### What is being asked
Seek out every line containing the word "stations", and copy each.
○ ○ ○ ○ ○
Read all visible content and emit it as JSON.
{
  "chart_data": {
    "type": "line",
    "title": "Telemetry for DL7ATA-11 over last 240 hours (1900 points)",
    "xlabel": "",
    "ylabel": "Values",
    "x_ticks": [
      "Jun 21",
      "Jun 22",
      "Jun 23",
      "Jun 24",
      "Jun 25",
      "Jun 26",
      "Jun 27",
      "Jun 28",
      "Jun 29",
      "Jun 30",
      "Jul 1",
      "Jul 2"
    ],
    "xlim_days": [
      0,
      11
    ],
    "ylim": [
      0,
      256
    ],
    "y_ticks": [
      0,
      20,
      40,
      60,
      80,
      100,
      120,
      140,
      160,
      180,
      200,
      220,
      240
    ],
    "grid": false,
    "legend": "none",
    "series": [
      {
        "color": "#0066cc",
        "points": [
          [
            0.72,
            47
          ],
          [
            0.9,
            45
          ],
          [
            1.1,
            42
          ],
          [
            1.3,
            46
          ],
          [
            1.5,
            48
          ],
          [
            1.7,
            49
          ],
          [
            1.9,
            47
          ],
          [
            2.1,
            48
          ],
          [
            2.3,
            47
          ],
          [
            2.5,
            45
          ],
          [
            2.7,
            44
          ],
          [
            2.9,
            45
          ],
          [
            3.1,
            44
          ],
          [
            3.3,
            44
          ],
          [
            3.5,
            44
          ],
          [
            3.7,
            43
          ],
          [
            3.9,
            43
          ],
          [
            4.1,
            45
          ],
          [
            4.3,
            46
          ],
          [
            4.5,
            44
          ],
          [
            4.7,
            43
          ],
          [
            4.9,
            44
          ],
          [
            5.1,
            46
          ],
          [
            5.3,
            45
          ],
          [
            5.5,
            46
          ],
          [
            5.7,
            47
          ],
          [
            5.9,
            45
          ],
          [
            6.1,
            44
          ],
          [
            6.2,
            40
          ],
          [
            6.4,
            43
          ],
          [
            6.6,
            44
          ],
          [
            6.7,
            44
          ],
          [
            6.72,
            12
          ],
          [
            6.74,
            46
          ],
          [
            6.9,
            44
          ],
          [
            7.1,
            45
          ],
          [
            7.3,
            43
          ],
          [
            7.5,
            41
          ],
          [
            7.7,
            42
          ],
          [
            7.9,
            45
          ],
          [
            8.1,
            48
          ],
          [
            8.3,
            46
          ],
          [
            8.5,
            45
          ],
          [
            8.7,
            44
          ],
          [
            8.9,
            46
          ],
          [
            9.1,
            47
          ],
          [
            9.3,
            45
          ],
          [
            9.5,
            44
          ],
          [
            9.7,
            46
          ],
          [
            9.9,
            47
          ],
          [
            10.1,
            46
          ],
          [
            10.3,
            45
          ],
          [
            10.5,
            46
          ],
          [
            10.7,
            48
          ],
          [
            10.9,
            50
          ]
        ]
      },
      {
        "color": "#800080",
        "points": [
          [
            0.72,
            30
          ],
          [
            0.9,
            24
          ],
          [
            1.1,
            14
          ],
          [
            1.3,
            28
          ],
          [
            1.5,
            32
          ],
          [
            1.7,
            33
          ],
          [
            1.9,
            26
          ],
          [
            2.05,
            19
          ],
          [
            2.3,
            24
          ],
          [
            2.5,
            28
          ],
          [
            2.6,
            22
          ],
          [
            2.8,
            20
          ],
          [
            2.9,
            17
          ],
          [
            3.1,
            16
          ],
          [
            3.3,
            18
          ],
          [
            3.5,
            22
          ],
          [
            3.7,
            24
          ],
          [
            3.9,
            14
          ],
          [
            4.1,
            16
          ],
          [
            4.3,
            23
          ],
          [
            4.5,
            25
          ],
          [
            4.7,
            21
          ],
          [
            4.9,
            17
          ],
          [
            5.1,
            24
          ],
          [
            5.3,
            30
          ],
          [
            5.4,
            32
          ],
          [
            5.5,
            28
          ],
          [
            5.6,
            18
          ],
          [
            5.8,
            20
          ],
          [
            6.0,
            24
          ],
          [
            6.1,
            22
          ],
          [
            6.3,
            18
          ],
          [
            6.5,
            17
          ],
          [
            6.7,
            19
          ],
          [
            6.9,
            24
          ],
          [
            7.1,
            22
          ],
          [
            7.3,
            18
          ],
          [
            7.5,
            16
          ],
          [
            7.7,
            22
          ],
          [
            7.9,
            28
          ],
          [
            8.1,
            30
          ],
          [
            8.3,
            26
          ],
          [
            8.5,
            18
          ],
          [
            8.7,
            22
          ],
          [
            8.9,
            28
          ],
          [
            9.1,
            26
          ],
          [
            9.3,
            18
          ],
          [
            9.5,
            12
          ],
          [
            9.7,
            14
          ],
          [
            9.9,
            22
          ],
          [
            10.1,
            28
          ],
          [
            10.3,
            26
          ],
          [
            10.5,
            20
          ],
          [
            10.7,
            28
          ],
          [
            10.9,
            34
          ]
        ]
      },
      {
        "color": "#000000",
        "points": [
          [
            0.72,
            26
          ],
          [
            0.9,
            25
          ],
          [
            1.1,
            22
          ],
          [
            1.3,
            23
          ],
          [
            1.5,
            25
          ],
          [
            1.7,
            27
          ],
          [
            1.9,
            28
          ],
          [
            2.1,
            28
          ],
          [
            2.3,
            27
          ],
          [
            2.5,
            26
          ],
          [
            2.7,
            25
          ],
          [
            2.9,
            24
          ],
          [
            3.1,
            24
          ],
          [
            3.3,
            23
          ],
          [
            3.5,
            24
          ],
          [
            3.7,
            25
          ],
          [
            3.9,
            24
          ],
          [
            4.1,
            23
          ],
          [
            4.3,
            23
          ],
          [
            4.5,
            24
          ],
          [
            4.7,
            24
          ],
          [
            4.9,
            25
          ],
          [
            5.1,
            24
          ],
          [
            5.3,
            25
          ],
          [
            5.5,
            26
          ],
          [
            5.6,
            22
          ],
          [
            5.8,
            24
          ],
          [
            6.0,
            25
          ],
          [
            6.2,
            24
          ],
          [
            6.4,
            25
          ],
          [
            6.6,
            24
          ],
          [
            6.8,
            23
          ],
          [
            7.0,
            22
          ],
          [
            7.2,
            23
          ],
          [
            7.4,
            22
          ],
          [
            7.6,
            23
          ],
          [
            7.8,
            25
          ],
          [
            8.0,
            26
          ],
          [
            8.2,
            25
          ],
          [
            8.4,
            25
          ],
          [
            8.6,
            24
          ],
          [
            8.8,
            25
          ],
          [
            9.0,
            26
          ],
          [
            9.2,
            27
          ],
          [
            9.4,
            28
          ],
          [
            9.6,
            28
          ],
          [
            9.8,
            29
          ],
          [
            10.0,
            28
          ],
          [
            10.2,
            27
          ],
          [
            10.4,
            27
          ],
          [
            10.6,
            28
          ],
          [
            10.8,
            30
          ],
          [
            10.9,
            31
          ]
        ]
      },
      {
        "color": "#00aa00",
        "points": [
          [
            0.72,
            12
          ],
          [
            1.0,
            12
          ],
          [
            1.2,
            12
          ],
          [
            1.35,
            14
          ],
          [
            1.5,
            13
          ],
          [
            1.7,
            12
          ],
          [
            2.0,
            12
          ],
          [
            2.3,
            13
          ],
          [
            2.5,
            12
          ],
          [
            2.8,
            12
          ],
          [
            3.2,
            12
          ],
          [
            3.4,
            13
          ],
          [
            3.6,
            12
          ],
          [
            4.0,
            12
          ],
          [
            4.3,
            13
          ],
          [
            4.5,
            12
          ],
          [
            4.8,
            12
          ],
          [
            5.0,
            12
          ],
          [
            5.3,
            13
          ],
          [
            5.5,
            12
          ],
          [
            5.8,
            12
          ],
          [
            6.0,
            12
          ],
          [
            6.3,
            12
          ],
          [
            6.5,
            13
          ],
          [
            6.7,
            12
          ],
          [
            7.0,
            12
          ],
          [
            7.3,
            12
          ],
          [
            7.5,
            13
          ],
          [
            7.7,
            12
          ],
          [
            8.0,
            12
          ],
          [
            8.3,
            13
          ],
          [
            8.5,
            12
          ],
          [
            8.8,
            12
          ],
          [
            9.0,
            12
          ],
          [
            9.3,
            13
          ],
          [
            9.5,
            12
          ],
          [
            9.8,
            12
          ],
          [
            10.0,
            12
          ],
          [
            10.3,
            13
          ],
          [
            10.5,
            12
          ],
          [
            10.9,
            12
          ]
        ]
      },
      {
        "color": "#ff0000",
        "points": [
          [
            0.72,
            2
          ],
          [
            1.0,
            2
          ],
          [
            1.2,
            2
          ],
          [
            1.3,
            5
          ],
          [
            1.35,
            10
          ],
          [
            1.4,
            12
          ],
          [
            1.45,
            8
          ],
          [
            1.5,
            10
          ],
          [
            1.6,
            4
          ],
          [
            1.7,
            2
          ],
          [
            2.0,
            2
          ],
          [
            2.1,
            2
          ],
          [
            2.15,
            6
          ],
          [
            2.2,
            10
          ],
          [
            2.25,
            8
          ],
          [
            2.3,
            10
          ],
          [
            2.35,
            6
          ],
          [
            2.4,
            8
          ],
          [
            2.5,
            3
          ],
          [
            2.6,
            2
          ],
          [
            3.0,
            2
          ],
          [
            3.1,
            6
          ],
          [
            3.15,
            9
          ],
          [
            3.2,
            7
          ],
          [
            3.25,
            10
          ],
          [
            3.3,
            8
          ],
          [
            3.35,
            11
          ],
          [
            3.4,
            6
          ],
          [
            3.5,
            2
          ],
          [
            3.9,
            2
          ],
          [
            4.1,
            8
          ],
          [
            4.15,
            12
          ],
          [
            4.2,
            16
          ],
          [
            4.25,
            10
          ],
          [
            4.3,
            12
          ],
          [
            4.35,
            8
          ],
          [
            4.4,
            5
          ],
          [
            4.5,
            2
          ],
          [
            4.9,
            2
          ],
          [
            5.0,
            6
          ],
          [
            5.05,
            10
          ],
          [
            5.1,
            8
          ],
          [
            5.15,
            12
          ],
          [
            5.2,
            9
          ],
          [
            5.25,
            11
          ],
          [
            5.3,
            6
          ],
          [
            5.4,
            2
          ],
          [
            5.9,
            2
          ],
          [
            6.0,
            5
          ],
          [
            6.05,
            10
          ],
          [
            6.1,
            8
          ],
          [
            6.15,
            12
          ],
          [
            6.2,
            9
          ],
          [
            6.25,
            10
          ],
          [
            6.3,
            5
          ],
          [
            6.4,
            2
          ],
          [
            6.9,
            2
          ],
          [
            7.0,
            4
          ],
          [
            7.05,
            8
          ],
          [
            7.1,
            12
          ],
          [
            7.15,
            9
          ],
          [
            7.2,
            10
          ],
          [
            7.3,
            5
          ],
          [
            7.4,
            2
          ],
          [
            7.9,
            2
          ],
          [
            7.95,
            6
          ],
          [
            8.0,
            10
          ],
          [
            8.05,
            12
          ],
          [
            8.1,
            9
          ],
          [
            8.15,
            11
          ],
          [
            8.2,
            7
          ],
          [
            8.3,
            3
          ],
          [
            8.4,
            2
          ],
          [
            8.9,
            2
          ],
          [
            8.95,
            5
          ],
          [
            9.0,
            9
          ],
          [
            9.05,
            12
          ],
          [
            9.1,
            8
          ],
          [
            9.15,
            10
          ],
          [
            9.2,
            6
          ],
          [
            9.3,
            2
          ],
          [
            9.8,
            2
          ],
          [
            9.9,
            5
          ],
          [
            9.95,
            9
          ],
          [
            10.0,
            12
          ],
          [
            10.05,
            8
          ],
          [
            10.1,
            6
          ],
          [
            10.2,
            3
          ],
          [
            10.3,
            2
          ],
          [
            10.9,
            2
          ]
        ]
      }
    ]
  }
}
○ ○ ○ ○ ○
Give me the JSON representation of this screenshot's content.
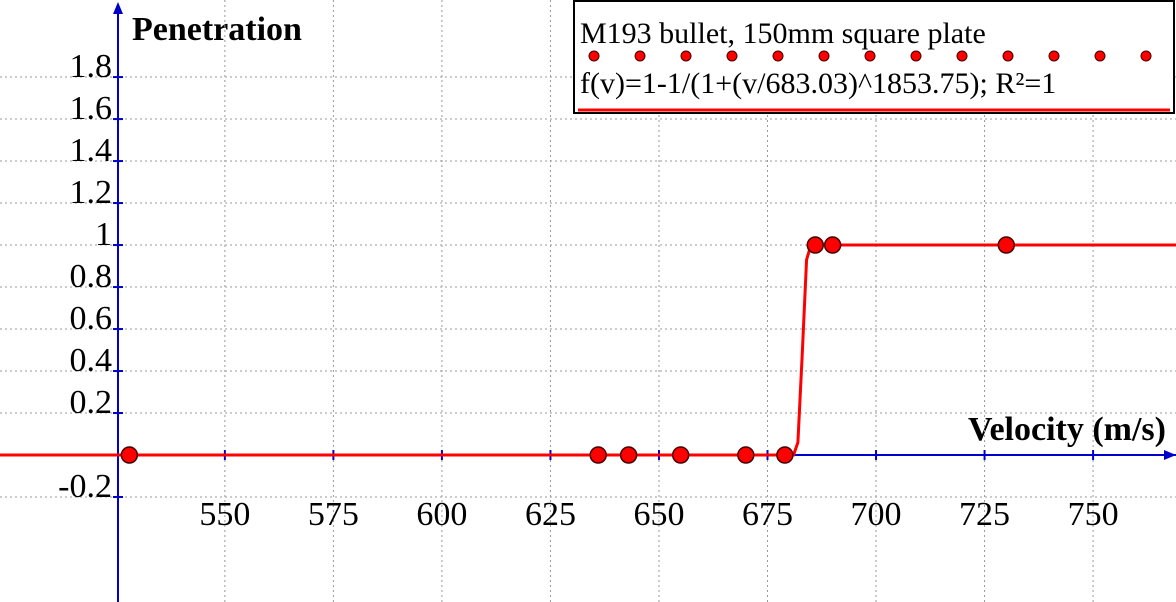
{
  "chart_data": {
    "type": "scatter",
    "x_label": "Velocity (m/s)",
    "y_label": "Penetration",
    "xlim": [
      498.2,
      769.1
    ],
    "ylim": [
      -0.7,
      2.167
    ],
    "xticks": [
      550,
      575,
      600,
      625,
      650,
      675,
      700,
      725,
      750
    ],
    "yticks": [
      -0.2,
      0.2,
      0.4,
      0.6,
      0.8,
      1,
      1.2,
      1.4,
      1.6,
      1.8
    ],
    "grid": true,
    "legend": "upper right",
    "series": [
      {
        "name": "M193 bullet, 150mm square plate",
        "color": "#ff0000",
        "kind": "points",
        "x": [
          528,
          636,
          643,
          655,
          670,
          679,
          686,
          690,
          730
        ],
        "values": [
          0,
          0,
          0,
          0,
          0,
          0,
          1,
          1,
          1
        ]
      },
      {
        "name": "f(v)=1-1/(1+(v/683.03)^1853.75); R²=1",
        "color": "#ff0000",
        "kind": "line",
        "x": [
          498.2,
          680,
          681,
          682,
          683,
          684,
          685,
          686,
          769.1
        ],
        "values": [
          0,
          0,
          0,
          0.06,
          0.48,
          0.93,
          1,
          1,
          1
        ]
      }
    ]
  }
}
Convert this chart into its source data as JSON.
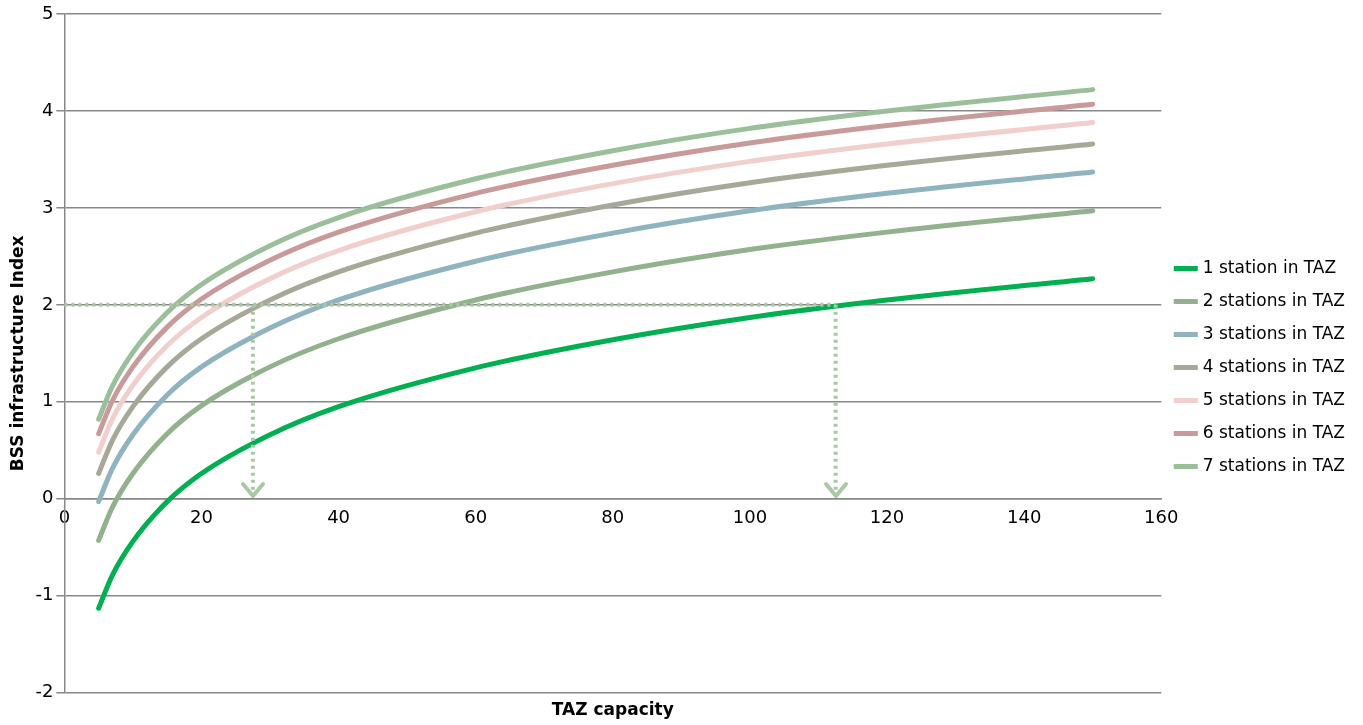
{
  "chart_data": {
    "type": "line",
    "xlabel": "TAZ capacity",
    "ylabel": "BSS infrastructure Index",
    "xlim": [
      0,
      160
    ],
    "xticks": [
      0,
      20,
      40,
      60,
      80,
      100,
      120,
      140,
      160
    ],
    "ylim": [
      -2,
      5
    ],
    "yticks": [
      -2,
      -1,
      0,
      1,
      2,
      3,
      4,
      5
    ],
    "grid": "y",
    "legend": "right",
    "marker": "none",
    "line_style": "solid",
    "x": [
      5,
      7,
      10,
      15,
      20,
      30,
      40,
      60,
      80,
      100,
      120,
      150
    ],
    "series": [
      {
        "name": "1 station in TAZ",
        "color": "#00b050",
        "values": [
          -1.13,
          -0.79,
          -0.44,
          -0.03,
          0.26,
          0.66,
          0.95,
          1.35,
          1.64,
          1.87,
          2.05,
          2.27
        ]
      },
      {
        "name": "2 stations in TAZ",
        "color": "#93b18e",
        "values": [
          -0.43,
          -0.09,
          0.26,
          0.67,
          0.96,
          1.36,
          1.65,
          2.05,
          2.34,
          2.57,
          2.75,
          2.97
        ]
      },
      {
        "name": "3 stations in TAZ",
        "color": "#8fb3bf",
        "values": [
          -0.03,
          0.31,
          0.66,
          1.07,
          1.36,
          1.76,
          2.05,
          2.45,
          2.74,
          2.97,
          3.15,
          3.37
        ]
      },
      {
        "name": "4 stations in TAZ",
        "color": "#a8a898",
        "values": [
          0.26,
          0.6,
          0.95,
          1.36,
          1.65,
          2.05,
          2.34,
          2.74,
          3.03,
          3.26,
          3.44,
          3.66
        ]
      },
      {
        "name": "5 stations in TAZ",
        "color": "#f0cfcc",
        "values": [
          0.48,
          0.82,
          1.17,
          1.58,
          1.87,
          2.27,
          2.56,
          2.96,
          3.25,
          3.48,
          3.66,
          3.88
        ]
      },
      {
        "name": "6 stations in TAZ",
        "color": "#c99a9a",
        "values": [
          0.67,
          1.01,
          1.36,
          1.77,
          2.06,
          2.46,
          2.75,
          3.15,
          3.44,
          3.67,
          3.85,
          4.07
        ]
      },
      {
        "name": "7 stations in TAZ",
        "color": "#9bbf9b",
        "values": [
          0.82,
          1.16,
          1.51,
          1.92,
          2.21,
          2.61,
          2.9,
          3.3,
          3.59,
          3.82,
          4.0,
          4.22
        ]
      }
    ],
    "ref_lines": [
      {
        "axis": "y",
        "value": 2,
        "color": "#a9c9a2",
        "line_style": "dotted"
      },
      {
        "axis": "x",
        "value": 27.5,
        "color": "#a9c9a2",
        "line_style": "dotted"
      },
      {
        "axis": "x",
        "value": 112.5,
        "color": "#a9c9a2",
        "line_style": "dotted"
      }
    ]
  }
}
○ ○ ○ ○ ○
### Full solution
        "name": "2 stations in TAZ",
        "name": "3 stations in TAZ",
        "name": "4 stations in TAZ",
        "name": "5 stations in TAZ",
        "name": "6 stations in TAZ",
        "name": "7 stations in TAZ",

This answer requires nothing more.